§ SHORT TASK
Each record must be reproduced exactly as it is shown.

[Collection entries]
□ □ □ □ □ □ □

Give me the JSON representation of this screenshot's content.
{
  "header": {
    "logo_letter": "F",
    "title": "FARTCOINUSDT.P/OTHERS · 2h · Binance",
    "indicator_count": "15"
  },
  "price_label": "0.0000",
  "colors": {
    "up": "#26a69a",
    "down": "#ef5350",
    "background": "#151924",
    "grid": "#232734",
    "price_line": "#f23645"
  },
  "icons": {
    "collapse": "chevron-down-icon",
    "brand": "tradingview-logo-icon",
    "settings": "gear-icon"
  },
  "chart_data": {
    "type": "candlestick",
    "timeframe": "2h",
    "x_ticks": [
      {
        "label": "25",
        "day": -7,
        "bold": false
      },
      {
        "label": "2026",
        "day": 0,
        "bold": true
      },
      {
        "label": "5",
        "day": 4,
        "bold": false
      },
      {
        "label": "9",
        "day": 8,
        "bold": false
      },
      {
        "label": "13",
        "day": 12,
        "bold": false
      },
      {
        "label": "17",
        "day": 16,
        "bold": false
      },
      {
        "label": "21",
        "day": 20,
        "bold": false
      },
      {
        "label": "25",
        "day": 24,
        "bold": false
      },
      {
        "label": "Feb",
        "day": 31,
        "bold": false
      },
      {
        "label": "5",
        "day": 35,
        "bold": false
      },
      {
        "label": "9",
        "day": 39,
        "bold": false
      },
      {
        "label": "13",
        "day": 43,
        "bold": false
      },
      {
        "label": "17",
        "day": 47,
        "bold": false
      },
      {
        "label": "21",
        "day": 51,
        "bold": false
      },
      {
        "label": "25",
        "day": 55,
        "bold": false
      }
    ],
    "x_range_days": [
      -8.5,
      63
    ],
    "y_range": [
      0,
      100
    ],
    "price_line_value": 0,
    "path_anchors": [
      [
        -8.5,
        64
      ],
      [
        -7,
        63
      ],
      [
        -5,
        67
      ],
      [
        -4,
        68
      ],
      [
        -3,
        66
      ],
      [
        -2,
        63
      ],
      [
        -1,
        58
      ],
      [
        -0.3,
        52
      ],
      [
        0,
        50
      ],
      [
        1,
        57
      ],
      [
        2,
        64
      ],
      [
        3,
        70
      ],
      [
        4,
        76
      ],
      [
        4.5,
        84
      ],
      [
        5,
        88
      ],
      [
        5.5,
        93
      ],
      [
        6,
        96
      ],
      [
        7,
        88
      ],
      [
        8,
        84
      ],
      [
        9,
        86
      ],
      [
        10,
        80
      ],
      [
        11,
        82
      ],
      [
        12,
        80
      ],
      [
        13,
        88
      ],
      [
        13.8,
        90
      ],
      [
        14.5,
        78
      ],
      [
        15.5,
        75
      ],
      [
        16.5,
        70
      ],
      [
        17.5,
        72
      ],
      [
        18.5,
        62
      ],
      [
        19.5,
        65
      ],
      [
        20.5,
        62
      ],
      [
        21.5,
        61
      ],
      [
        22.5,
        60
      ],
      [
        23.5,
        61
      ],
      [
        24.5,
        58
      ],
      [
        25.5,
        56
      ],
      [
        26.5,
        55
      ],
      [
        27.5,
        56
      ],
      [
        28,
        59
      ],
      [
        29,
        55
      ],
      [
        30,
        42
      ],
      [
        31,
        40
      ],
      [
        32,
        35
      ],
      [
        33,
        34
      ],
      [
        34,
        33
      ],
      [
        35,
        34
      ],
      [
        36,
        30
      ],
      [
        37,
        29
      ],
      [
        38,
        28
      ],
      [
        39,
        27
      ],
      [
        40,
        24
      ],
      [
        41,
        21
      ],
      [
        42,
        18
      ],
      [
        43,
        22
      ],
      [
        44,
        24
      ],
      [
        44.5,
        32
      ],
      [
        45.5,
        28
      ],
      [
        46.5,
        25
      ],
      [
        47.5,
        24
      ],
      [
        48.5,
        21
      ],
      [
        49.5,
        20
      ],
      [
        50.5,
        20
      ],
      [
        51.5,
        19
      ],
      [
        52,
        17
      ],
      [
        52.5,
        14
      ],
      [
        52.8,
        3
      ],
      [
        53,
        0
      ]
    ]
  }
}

□ □ □ □ □ □ □

§ ANSWER BELOW
Give me the JSON representation of this screenshot's content.
{
  "header": {
    "logo_letter": "F",
    "title": "FARTCOINUSDT.P/OTHERS · 2h · Binance",
    "indicator_count": "15"
  },
  "price_label": "0.0000",
  "colors": {
    "up": "#26a69a",
    "down": "#ef5350",
    "background": "#151924",
    "grid": "#232734",
    "price_line": "#f23645"
  },
  "icons": {
    "collapse": "chevron-down-icon",
    "brand": "tradingview-logo-icon",
    "settings": "gear-icon"
  },
  "chart_data": {
    "type": "candlestick",
    "timeframe": "2h",
    "x_ticks": [
      {
        "label": "25",
        "day": -7,
        "bold": false
      },
      {
        "label": "2026",
        "day": 0,
        "bold": true
      },
      {
        "label": "5",
        "day": 4,
        "bold": false
      },
      {
        "label": "9",
        "day": 8,
        "bold": false
      },
      {
        "label": "13",
        "day": 12,
        "bold": false
      },
      {
        "label": "17",
        "day": 16,
        "bold": false
      },
      {
        "label": "21",
        "day": 20,
        "bold": false
      },
      {
        "label": "25",
        "day": 24,
        "bold": false
      },
      {
        "label": "Feb",
        "day": 31,
        "bold": false
      },
      {
        "label": "5",
        "day": 35,
        "bold": false
      },
      {
        "label": "9",
        "day": 39,
        "bold": false
      },
      {
        "label": "13",
        "day": 43,
        "bold": false
      },
      {
        "label": "17",
        "day": 47,
        "bold": false
      },
      {
        "label": "21",
        "day": 51,
        "bold": false
      },
      {
        "label": "25",
        "day": 55,
        "bold": false
      }
    ],
    "x_range_days": [
      -8.5,
      63
    ],
    "y_range": [
      0,
      100
    ],
    "price_line_value": 0,
    "path_anchors": [
      [
        -8.5,
        64
      ],
      [
        -7,
        63
      ],
      [
        -5,
        67
      ],
      [
        -4,
        68
      ],
      [
        -3,
        66
      ],
      [
        -2,
        63
      ],
      [
        -1,
        58
      ],
      [
        -0.3,
        52
      ],
      [
        0,
        50
      ],
      [
        1,
        57
      ],
      [
        2,
        64
      ],
      [
        3,
        70
      ],
      [
        4,
        76
      ],
      [
        4.5,
        84
      ],
      [
        5,
        88
      ],
      [
        5.5,
        93
      ],
      [
        6,
        96
      ],
      [
        7,
        88
      ],
      [
        8,
        84
      ],
      [
        9,
        86
      ],
      [
        10,
        80
      ],
      [
        11,
        82
      ],
      [
        12,
        80
      ],
      [
        13,
        88
      ],
      [
        13.8,
        90
      ],
      [
        14.5,
        78
      ],
      [
        15.5,
        75
      ],
      [
        16.5,
        70
      ],
      [
        17.5,
        72
      ],
      [
        18.5,
        62
      ],
      [
        19.5,
        65
      ],
      [
        20.5,
        62
      ],
      [
        21.5,
        61
      ],
      [
        22.5,
        60
      ],
      [
        23.5,
        61
      ],
      [
        24.5,
        58
      ],
      [
        25.5,
        56
      ],
      [
        26.5,
        55
      ],
      [
        27.5,
        56
      ],
      [
        28,
        59
      ],
      [
        29,
        55
      ],
      [
        30,
        42
      ],
      [
        31,
        40
      ],
      [
        32,
        35
      ],
      [
        33,
        34
      ],
      [
        34,
        33
      ],
      [
        35,
        34
      ],
      [
        36,
        30
      ],
      [
        37,
        29
      ],
      [
        38,
        28
      ],
      [
        39,
        27
      ],
      [
        40,
        24
      ],
      [
        41,
        21
      ],
      [
        42,
        18
      ],
      [
        43,
        22
      ],
      [
        44,
        24
      ],
      [
        44.5,
        32
      ],
      [
        45.5,
        28
      ],
      [
        46.5,
        25
      ],
      [
        47.5,
        24
      ],
      [
        48.5,
        21
      ],
      [
        49.5,
        20
      ],
      [
        50.5,
        20
      ],
      [
        51.5,
        19
      ],
      [
        52,
        17
      ],
      [
        52.5,
        14
      ],
      [
        52.8,
        3
      ],
      [
        53,
        0
      ]
    ]
  }
}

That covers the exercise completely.